Set task ::
Set the following entries down again exactly, line by line.

====

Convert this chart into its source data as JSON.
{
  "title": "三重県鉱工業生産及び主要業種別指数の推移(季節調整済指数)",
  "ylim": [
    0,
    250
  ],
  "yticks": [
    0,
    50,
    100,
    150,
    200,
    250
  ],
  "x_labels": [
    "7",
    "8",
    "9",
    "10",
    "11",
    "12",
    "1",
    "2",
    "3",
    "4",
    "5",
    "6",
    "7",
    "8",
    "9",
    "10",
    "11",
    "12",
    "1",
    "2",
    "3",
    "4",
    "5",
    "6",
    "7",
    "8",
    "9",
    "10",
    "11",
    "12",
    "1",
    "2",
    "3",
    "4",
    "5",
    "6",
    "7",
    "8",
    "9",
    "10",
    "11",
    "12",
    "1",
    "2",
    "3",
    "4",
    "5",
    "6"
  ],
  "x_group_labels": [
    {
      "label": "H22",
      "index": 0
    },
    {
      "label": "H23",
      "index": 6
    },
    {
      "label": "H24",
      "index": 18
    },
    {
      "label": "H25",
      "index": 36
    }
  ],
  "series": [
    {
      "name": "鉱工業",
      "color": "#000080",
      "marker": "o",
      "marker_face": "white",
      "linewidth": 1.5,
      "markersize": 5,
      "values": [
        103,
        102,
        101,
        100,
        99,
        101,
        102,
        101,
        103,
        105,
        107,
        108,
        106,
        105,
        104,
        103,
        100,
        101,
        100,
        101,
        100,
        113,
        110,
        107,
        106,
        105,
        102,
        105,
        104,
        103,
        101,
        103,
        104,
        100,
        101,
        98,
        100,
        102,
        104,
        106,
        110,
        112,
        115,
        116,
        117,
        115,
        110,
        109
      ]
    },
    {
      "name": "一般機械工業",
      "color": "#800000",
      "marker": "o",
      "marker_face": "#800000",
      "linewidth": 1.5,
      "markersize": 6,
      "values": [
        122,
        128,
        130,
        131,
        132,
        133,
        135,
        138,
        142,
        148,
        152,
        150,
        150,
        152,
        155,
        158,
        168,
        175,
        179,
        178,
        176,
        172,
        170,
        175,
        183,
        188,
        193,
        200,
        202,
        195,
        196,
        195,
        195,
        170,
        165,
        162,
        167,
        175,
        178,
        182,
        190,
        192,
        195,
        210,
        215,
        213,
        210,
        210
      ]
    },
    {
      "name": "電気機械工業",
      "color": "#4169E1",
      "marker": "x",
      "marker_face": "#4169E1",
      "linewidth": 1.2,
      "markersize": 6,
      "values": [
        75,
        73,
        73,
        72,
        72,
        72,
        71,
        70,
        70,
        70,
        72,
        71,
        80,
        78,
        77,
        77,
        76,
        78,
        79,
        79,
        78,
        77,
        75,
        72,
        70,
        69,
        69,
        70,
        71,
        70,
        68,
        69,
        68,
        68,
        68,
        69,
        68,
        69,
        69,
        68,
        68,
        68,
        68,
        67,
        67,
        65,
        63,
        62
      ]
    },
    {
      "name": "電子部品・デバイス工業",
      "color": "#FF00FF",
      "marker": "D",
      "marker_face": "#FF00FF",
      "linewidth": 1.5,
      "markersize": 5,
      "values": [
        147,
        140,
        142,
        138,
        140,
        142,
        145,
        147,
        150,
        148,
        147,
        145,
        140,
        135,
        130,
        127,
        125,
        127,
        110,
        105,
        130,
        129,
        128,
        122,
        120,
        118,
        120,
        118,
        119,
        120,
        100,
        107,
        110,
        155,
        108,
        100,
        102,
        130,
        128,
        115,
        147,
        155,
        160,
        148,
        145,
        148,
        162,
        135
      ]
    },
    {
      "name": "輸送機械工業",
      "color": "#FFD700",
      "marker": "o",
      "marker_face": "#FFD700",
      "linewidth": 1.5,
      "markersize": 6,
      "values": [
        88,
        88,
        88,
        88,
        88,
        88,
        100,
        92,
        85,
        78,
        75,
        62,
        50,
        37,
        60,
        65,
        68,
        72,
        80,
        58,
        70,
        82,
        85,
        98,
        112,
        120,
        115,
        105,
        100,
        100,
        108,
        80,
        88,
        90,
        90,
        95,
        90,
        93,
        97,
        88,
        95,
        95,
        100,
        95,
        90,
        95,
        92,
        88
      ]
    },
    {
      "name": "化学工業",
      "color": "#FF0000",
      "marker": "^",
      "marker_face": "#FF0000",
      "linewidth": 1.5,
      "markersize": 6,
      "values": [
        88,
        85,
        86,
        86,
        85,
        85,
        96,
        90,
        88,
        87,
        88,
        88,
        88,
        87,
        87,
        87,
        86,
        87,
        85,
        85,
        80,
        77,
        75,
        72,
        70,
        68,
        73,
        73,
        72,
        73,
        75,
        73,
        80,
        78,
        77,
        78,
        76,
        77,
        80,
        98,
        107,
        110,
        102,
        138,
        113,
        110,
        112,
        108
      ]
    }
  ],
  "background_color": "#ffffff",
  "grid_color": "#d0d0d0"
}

====

Solution for this exercise ::
Convert this chart into its source data as JSON.
{
  "title": "三重県鉱工業生産及び主要業種別指数の推移(季節調整済指数)",
  "ylim": [
    0,
    250
  ],
  "yticks": [
    0,
    50,
    100,
    150,
    200,
    250
  ],
  "x_labels": [
    "7",
    "8",
    "9",
    "10",
    "11",
    "12",
    "1",
    "2",
    "3",
    "4",
    "5",
    "6",
    "7",
    "8",
    "9",
    "10",
    "11",
    "12",
    "1",
    "2",
    "3",
    "4",
    "5",
    "6",
    "7",
    "8",
    "9",
    "10",
    "11",
    "12",
    "1",
    "2",
    "3",
    "4",
    "5",
    "6",
    "7",
    "8",
    "9",
    "10",
    "11",
    "12",
    "1",
    "2",
    "3",
    "4",
    "5",
    "6"
  ],
  "x_group_labels": [
    {
      "label": "H22",
      "index": 0
    },
    {
      "label": "H23",
      "index": 6
    },
    {
      "label": "H24",
      "index": 18
    },
    {
      "label": "H25",
      "index": 36
    }
  ],
  "series": [
    {
      "name": "鉱工業",
      "color": "#000080",
      "marker": "o",
      "marker_face": "white",
      "linewidth": 1.5,
      "markersize": 5,
      "values": [
        103,
        102,
        101,
        100,
        99,
        101,
        102,
        101,
        103,
        105,
        107,
        108,
        106,
        105,
        104,
        103,
        100,
        101,
        100,
        101,
        100,
        113,
        110,
        107,
        106,
        105,
        102,
        105,
        104,
        103,
        101,
        103,
        104,
        100,
        101,
        98,
        100,
        102,
        104,
        106,
        110,
        112,
        115,
        116,
        117,
        115,
        110,
        109
      ]
    },
    {
      "name": "一般機械工業",
      "color": "#800000",
      "marker": "o",
      "marker_face": "#800000",
      "linewidth": 1.5,
      "markersize": 6,
      "values": [
        122,
        128,
        130,
        131,
        132,
        133,
        135,
        138,
        142,
        148,
        152,
        150,
        150,
        152,
        155,
        158,
        168,
        175,
        179,
        178,
        176,
        172,
        170,
        175,
        183,
        188,
        193,
        200,
        202,
        195,
        196,
        195,
        195,
        170,
        165,
        162,
        167,
        175,
        178,
        182,
        190,
        192,
        195,
        210,
        215,
        213,
        210,
        210
      ]
    },
    {
      "name": "電気機械工業",
      "color": "#4169E1",
      "marker": "x",
      "marker_face": "#4169E1",
      "linewidth": 1.2,
      "markersize": 6,
      "values": [
        75,
        73,
        73,
        72,
        72,
        72,
        71,
        70,
        70,
        70,
        72,
        71,
        80,
        78,
        77,
        77,
        76,
        78,
        79,
        79,
        78,
        77,
        75,
        72,
        70,
        69,
        69,
        70,
        71,
        70,
        68,
        69,
        68,
        68,
        68,
        69,
        68,
        69,
        69,
        68,
        68,
        68,
        68,
        67,
        67,
        65,
        63,
        62
      ]
    },
    {
      "name": "電子部品・デバイス工業",
      "color": "#FF00FF",
      "marker": "D",
      "marker_face": "#FF00FF",
      "linewidth": 1.5,
      "markersize": 5,
      "values": [
        147,
        140,
        142,
        138,
        140,
        142,
        145,
        147,
        150,
        148,
        147,
        145,
        140,
        135,
        130,
        127,
        125,
        127,
        110,
        105,
        130,
        129,
        128,
        122,
        120,
        118,
        120,
        118,
        119,
        120,
        100,
        107,
        110,
        155,
        108,
        100,
        102,
        130,
        128,
        115,
        147,
        155,
        160,
        148,
        145,
        148,
        162,
        135
      ]
    },
    {
      "name": "輸送機械工業",
      "color": "#FFD700",
      "marker": "o",
      "marker_face": "#FFD700",
      "linewidth": 1.5,
      "markersize": 6,
      "values": [
        88,
        88,
        88,
        88,
        88,
        88,
        100,
        92,
        85,
        78,
        75,
        62,
        50,
        37,
        60,
        65,
        68,
        72,
        80,
        58,
        70,
        82,
        85,
        98,
        112,
        120,
        115,
        105,
        100,
        100,
        108,
        80,
        88,
        90,
        90,
        95,
        90,
        93,
        97,
        88,
        95,
        95,
        100,
        95,
        90,
        95,
        92,
        88
      ]
    },
    {
      "name": "化学工業",
      "color": "#FF0000",
      "marker": "^",
      "marker_face": "#FF0000",
      "linewidth": 1.5,
      "markersize": 6,
      "values": [
        88,
        85,
        86,
        86,
        85,
        85,
        96,
        90,
        88,
        87,
        88,
        88,
        88,
        87,
        87,
        87,
        86,
        87,
        85,
        85,
        80,
        77,
        75,
        72,
        70,
        68,
        73,
        73,
        72,
        73,
        75,
        73,
        80,
        78,
        77,
        78,
        76,
        77,
        80,
        98,
        107,
        110,
        102,
        138,
        113,
        110,
        112,
        108
      ]
    }
  ],
  "background_color": "#ffffff",
  "grid_color": "#d0d0d0"
}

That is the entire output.